REQUIRED TASK
Update the stretch of material from the line that contains "tab-bar: Folyamatok Teljesítmény" through the line that contains "disk1-thumbnail-graph xyxy=(16,282,76,324)" by changing every "sidebar-item-label" to "sidebar-label", leaving everything else unchanged. Return only those lines.

— BEGIN RAW RECORDS —

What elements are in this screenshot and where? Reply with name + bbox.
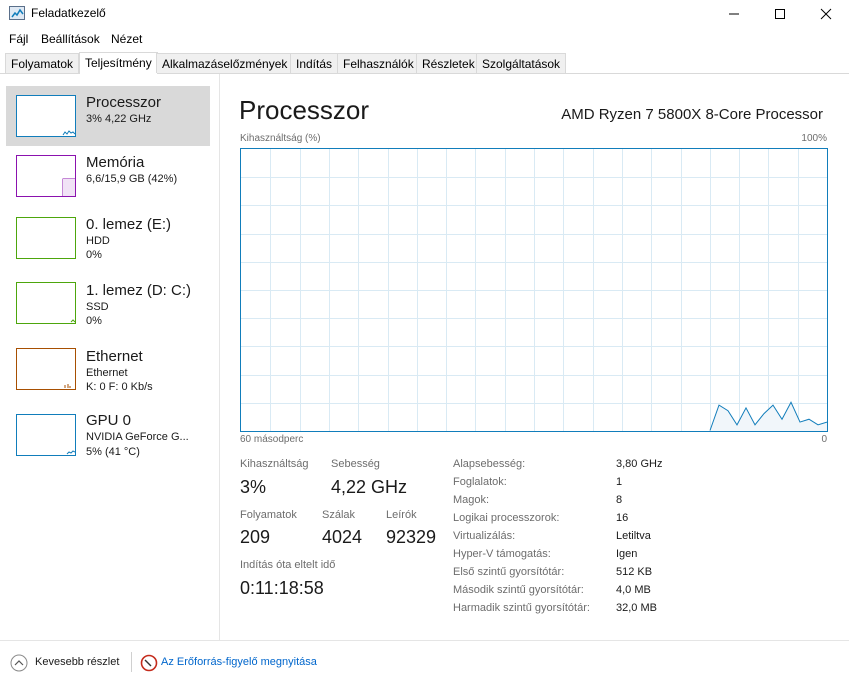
tab-bar: Folyamatok Teljesítmény Alkalmazáselőzmé… xyxy=(0,52,849,74)
window-title: Feladatkezelő xyxy=(31,6,106,20)
fewer-details-link[interactable]: Kevesebb részlet xyxy=(35,656,119,668)
graph-min-label: 0 xyxy=(821,434,827,445)
tab-performance[interactable]: Teljesítmény xyxy=(79,52,158,74)
sidebar-item-detail-2: 0% xyxy=(86,249,102,261)
gpu-thumbnail-graph xyxy=(16,414,76,456)
ethernet-thumbnail-graph xyxy=(16,348,76,390)
tab-app-history[interactable]: Alkalmazáselőzmények xyxy=(156,53,294,73)
sidebar-item-detail: 3% 4,22 GHz xyxy=(86,113,152,125)
fewer-details-button[interactable] xyxy=(10,654,28,672)
speed-value: 4,22 GHz xyxy=(331,477,408,497)
title-bar: Feladatkezelő xyxy=(0,0,849,28)
uptime-value: 0:11:18:58 xyxy=(240,578,324,598)
cpu-thumbnail-graph xyxy=(16,95,76,137)
sidebar-item-ethernet[interactable]: Ethernet Ethernet K: 0 F: 0 Kb/s xyxy=(6,338,210,398)
sidebar-item-detail-2: 5% (41 °C) xyxy=(86,446,140,458)
sidebar-item-gpu[interactable]: GPU 0 NVIDIA GeForce G... 5% (41 °C) xyxy=(6,404,210,464)
cores-value: 8 xyxy=(616,494,623,506)
hyperv-label: Hyper-V támogatás: xyxy=(453,548,551,560)
sidebar-item-label: 1. lemez (D: C:) xyxy=(86,282,192,299)
sidebar-item-label: GPU 0 xyxy=(86,412,132,429)
sidebar-item-detail: HDD xyxy=(86,235,110,247)
memory-thumbnail-graph xyxy=(16,155,76,197)
sidebar-item-label: Memória xyxy=(86,154,145,171)
minimize-button[interactable] xyxy=(711,0,757,28)
close-button[interactable] xyxy=(803,0,849,28)
handles-label: Leírók xyxy=(386,509,417,521)
sidebar-item-cpu[interactable]: Processzor 3% 4,22 GHz xyxy=(6,86,210,146)
uptime-label: Indítás óta eltelt idő xyxy=(240,559,336,571)
graph-time-label: 60 másodperc xyxy=(240,434,304,445)
sockets-label: Foglalatok: xyxy=(453,476,507,488)
l3-cache-label: Harmadik szintű gyorsítótár: xyxy=(453,602,590,614)
l3-cache-value: 32,0 MB xyxy=(616,602,657,614)
task-manager-app-icon xyxy=(9,6,25,20)
virtualization-label: Virtualizálás: xyxy=(453,530,516,542)
close-icon xyxy=(820,8,832,20)
maximize-icon xyxy=(775,9,785,19)
tab-services[interactable]: Szolgáltatások xyxy=(476,53,567,73)
performance-sidebar: Processzor 3% 4,22 GHz Memória 6,6/15,9 … xyxy=(0,74,220,640)
cpu-utilization-chart xyxy=(241,149,827,431)
disk1-thumbnail-graph xyxy=(16,282,76,324)
sidebar-item-label: Processzor xyxy=(86,94,162,111)
sidebar-item-disk0[interactable]: 0. lemez (E:) HDD 0% xyxy=(6,206,210,266)
l2-cache-value: 4,0 MB xyxy=(616,584,651,596)
logical-processors-label: Logikai processzorok: xyxy=(453,512,560,524)
sidebar-item-label: 0. lemez (E:) xyxy=(86,216,172,233)
tab-details[interactable]: Részletek xyxy=(416,53,481,73)
l1-cache-value: 512 KB xyxy=(616,566,653,578)
sidebar-item-detail-2: K: 0 F: 0 Kb/s xyxy=(86,381,153,393)
sidebar-item-detail: SSD xyxy=(86,301,109,313)
processes-value: 209 xyxy=(240,527,271,547)
hyperv-value: Igen xyxy=(616,548,638,560)
base-speed-value: 3,80 GHz xyxy=(616,458,663,470)
graph-y-label: Kihasználtság (%) xyxy=(240,133,321,144)
menu-options[interactable]: Beállítások xyxy=(41,32,100,46)
tab-startup[interactable]: Indítás xyxy=(290,53,339,73)
sidebar-item-memory[interactable]: Memória 6,6/15,9 GB (42%) xyxy=(6,146,210,206)
minimize-icon xyxy=(729,13,739,15)
utilization-value: 3% xyxy=(240,477,267,497)
virtualization-value: Letiltva xyxy=(616,530,651,542)
menu-bar: Fájl Beállítások Nézet xyxy=(0,28,849,50)
processes-label: Folyamatok xyxy=(240,509,297,521)
cpu-model-name: AMD Ryzen 7 5800X 8-Core Processor xyxy=(561,106,823,123)
cores-label: Magok: xyxy=(453,494,490,506)
utilization-label: Kihasználtság xyxy=(240,458,309,470)
sidebar-item-detail: Ethernet xyxy=(86,367,128,379)
chevron-up-icon xyxy=(10,654,28,672)
l2-cache-label: Második szintű gyorsítótár: xyxy=(453,584,584,596)
open-resource-monitor-link[interactable]: Az Erőforrás-figyelő megnyitása xyxy=(161,656,317,668)
base-speed-label: Alapsebesség: xyxy=(453,458,526,470)
page-title: Processzor xyxy=(239,95,370,125)
tab-processes[interactable]: Folyamatok xyxy=(5,53,80,73)
sidebar-item-disk1[interactable]: 1. lemez (D: C:) SSD 0% xyxy=(6,272,210,332)
speed-label: Sebesség xyxy=(331,458,380,470)
threads-label: Szálak xyxy=(322,509,356,521)
logical-processors-value: 16 xyxy=(616,512,629,524)
threads-value: 4024 xyxy=(322,527,363,547)
graph-max-label: 100% xyxy=(801,133,827,144)
cpu-utilization-graph xyxy=(240,148,828,432)
sidebar-item-detail: NVIDIA GeForce G... xyxy=(86,431,189,443)
maximize-button[interactable] xyxy=(757,0,803,28)
menu-file[interactable]: Fájl xyxy=(9,32,28,46)
handles-value: 92329 xyxy=(386,527,437,547)
menu-view[interactable]: Nézet xyxy=(111,32,142,46)
footer-divider xyxy=(131,652,132,672)
l1-cache-label: Első szintű gyorsítótár: xyxy=(453,566,565,578)
sidebar-item-label: Ethernet xyxy=(86,348,143,365)
sidebar-item-detail: 6,6/15,9 GB (42%) xyxy=(86,173,178,185)
resource-monitor-icon[interactable] xyxy=(140,654,158,672)
tab-users[interactable]: Felhasználók xyxy=(337,53,420,73)
disk0-thumbnail-graph xyxy=(16,217,76,259)
sidebar-item-detail-2: 0% xyxy=(86,315,102,327)
footer-bar: Kevesebb részlet Az Erőforrás-figyelő me… xyxy=(0,640,849,688)
sockets-value: 1 xyxy=(616,476,623,488)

— END RAW RECORDS —

ANSWER FOR THIS EXERCISE
tab-bar: Folyamatok Teljesítmény Alkalmazáselőzmé… xyxy=(0,52,849,74)
window-title: Feladatkezelő xyxy=(31,6,106,20)
fewer-details-link[interactable]: Kevesebb részlet xyxy=(35,656,119,668)
graph-min-label: 0 xyxy=(821,434,827,445)
tab-performance[interactable]: Teljesítmény xyxy=(79,52,158,74)
sidebar-item-detail-2: 0% xyxy=(86,249,102,261)
gpu-thumbnail-graph xyxy=(16,414,76,456)
ethernet-thumbnail-graph xyxy=(16,348,76,390)
tab-app-history[interactable]: Alkalmazáselőzmények xyxy=(156,53,294,73)
sidebar-item-detail: 3% 4,22 GHz xyxy=(86,113,152,125)
fewer-details-button[interactable] xyxy=(10,654,28,672)
speed-value: 4,22 GHz xyxy=(331,477,408,497)
title-bar: Feladatkezelő xyxy=(0,0,849,28)
uptime-value: 0:11:18:58 xyxy=(240,578,324,598)
cpu-thumbnail-graph xyxy=(16,95,76,137)
sidebar-item-ethernet[interactable]: Ethernet Ethernet K: 0 F: 0 Kb/s xyxy=(6,338,210,398)
sidebar-item-detail-2: 5% (41 °C) xyxy=(86,446,140,458)
sidebar-item-gpu[interactable]: GPU 0 NVIDIA GeForce G... 5% (41 °C) xyxy=(6,404,210,464)
cores-value: 8 xyxy=(616,494,623,506)
hyperv-label: Hyper-V támogatás: xyxy=(453,548,551,560)
sidebar-label: 1. lemez (D: C:) xyxy=(86,282,192,299)
sidebar-label: GPU 0 xyxy=(86,412,132,429)
sidebar-item-detail: HDD xyxy=(86,235,110,247)
memory-thumbnail-graph xyxy=(16,155,76,197)
sidebar-label: Memória xyxy=(86,154,145,171)
minimize-button[interactable] xyxy=(711,0,757,28)
close-button[interactable] xyxy=(803,0,849,28)
handles-label: Leírók xyxy=(386,509,417,521)
sidebar-item-cpu[interactable]: Processzor 3% 4,22 GHz xyxy=(6,86,210,146)
uptime-label: Indítás óta eltelt idő xyxy=(240,559,336,571)
graph-time-label: 60 másodperc xyxy=(240,434,304,445)
sockets-label: Foglalatok: xyxy=(453,476,507,488)
l3-cache-label: Harmadik szintű gyorsítótár: xyxy=(453,602,590,614)
l3-cache-value: 32,0 MB xyxy=(616,602,657,614)
task-manager-app-icon xyxy=(9,6,25,20)
virtualization-label: Virtualizálás: xyxy=(453,530,516,542)
close-icon xyxy=(820,8,832,20)
maximize-icon xyxy=(775,9,785,19)
tab-services[interactable]: Szolgáltatások xyxy=(476,53,567,73)
performance-sidebar: Processzor 3% 4,22 GHz Memória 6,6/15,9 … xyxy=(0,74,220,640)
cpu-utilization-chart xyxy=(241,149,827,431)
disk1-thumbnail-graph xyxy=(16,282,76,324)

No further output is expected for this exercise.